**EXERCISE DESCRIPTION**
Transcribe each record below word for word.

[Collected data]

>> begin

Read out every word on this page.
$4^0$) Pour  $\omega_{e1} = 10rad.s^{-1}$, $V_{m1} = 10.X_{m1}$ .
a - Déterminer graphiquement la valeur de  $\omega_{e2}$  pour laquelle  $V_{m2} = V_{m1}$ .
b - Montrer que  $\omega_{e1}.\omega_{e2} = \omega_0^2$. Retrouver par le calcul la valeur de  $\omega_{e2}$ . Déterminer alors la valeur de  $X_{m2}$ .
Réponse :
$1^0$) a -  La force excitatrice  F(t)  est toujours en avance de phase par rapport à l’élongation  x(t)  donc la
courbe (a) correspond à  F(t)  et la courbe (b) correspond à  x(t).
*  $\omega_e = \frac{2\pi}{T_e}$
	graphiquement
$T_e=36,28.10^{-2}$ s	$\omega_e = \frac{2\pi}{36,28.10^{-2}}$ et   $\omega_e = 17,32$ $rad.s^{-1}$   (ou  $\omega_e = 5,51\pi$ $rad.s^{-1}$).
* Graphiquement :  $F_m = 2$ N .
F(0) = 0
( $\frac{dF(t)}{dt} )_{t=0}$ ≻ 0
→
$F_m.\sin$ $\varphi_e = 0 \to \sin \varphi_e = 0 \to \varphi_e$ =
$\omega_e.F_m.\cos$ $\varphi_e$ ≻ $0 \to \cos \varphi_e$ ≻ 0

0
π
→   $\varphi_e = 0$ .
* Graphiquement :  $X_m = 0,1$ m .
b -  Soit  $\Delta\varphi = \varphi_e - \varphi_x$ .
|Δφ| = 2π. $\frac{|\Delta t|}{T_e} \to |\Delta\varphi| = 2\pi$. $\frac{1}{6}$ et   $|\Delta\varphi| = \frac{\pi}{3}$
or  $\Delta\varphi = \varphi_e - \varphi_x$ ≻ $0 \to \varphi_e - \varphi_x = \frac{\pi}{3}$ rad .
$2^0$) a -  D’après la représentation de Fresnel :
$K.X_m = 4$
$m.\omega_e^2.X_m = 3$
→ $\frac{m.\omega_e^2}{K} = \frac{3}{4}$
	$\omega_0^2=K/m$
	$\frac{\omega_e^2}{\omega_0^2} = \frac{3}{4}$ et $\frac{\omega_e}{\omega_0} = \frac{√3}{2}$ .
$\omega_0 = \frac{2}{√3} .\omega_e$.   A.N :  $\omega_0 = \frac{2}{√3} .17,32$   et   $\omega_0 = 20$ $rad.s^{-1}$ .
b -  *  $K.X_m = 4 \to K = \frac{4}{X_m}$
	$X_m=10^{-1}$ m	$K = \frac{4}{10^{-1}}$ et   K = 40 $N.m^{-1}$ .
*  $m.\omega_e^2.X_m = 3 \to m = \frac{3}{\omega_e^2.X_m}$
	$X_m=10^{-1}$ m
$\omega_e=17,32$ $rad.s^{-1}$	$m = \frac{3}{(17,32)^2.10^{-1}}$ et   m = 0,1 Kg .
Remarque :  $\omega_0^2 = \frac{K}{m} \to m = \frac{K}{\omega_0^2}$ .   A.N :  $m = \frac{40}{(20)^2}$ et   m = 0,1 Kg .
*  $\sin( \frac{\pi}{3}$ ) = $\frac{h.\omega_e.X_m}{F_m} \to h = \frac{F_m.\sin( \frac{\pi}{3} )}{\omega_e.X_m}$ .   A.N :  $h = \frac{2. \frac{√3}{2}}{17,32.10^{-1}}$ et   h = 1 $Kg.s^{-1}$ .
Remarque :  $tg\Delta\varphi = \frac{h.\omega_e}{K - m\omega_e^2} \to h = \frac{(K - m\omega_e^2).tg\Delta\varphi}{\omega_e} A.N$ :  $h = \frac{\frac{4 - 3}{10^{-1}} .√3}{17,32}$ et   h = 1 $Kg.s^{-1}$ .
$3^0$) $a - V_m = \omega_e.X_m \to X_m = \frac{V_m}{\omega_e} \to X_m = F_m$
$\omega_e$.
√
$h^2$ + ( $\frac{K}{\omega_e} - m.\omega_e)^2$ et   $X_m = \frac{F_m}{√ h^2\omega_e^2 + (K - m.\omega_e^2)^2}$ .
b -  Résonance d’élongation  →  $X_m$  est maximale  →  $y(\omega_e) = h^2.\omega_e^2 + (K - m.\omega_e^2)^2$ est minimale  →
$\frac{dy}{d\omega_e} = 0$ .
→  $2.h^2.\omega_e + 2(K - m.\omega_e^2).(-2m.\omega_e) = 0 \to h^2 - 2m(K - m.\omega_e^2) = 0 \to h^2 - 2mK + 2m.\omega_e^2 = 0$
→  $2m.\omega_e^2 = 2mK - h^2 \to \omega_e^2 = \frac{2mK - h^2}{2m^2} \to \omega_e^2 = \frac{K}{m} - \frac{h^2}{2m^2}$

>> end

**ANSWER FOR THIS EXERCISE**
Read out every word on this page.
$4^0$) Pour  $\omega_{e1} = 10rad.s^{-1}$, $V_{m1} = 10.X_{m1}$ .
a - Déterminer graphiquement la valeur de  $\omega_{e2}$  pour laquelle  $V_{m2} = V_{m1}$ .
b - Montrer que  $\omega_{e1}.\omega_{e2} = \omega_0^2$. Retrouver par le calcul la valeur de  $\omega_{e2}$ . Déterminer alors la valeur de  $X_{m2}$ .
Réponse :
$1^0$) a -  La force excitatrice  F(t)  est toujours en avance de phase par rapport à l’élongation  x(t)  donc la
courbe (a) correspond à  F(t)  et la courbe (b) correspond à  x(t).
*  $\omega_e = \frac{2\pi}{T_e}$
	graphiquement
$T_e=36,28.10^{-2}$ s	$\omega_e = \frac{2\pi}{36,28.10^{-2}}$ et   $\omega_e = 17,32$ $rad.s^{-1}$   (ou  $\omega_e = 5,51\pi$ $rad.s^{-1}$).
* Graphiquement :  $F_m = 2$ N .
F(0) = 0
( $\frac{dF(t)}{dt} )_{t=0}$ ≻ 0
→
$F_m.\sin$ $\varphi_e = 0 \to \sin \varphi_e = 0 \to \varphi_e$ =
$\omega_e.F_m.\cos$ $\varphi_e$ ≻ $0 \to \cos \varphi_e$ ≻ 0

0
π
→   $\varphi_e = 0$ .
* Graphiquement :  $X_m = 0,1$ m .
b -  Soit  $\Delta\varphi = \varphi_e - \varphi_x$ .
|Δφ| = 2π. $\frac{|\Delta t|}{T_e} \to |\Delta\varphi| = 2\pi$. $\frac{1}{6}$ et   $|\Delta\varphi| = \frac{\pi}{3}$
or  $\Delta\varphi = \varphi_e - \varphi_x$ ≻ $0 \to \varphi_e - \varphi_x = \frac{\pi}{3}$ rad .
$2^0$) a -  D’après la représentation de Fresnel :
$K.X_m = 4$
$m.\omega_e^2.X_m = 3$
→ $\frac{m.\omega_e^2}{K} = \frac{3}{4}$
	$\omega_0^2=K/m$
	$\frac{\omega_e^2}{\omega_0^2} = \frac{3}{4}$ et $\frac{\omega_e}{\omega_0} = \frac{√3}{2}$ .
$\omega_0 = \frac{2}{√3} .\omega_e$.   A.N :  $\omega_0 = \frac{2}{√3} .17,32$   et   $\omega_0 = 20$ $rad.s^{-1}$ .
b -  *  $K.X_m = 4 \to K = \frac{4}{X_m}$
	$X_m=10^{-1}$ m	$K = \frac{4}{10^{-1}}$ et   K = 40 $N.m^{-1}$ .
*  $m.\omega_e^2.X_m = 3 \to m = \frac{3}{\omega_e^2.X_m}$
	$X_m=10^{-1}$ m
$\omega_e=17,32$ $rad.s^{-1}$	$m = \frac{3}{(17,32)^2.10^{-1}}$ et   m = 0,1 Kg .
Remarque :  $\omega_0^2 = \frac{K}{m} \to m = \frac{K}{\omega_0^2}$ .   A.N :  $m = \frac{40}{(20)^2}$ et   m = 0,1 Kg .
*  $\sin( \frac{\pi}{3}$ ) = $\frac{h.\omega_e.X_m}{F_m} \to h = \frac{F_m.\sin( \frac{\pi}{3} )}{\omega_e.X_m}$ .   A.N :  $h = \frac{2. \frac{√3}{2}}{17,32.10^{-1}}$ et   h = 1 $Kg.s^{-1}$ .
Remarque :  $tg\Delta\varphi = \frac{h.\omega_e}{K - m\omega_e^2} \to h = \frac{(K - m\omega_e^2).tg\Delta\varphi}{\omega_e} A.N$ :  $h = \frac{\frac{4 - 3}{10^{-1}} .√3}{17,32}$ et   h = 1 $Kg.s^{-1}$ .
$3^0$) $a - V_m = \omega_e.X_m \to X_m = \frac{V_m}{\omega_e} \to X_m = F_m$
$\omega_e$.
√
$h^2$ + ( $\frac{K}{\omega_e} - m.\omega_e)^2$ et   $X_m = \frac{F_m}{√ h^2\omega_e^2 + (K - m.\omega_e^2)^2}$ .
b -  Résonance d’élongation  →  $X_m$  est maximale  →  $y(\omega_e) = h^2.\omega_e^2 + (K - m.\omega_e^2)^2$ est minimale  →
$\frac{dy}{d\omega_e} = 0$ .
→  $2.h^2.\omega_e + 2(K - m.\omega_e^2).(-2m.\omega_e) = 0 \to h^2 - 2m(K - m.\omega_e^2) = 0 \to h^2 - 2mK + 2m.\omega_e^2 = 0$
→  $2m.\omega_e^2 = 2mK - h^2 \to \omega_e^2 = \frac{2mK - h^2}{2m^2} \to \omega_e^2 = \frac{K}{m} - \frac{h^2}{2m^2}$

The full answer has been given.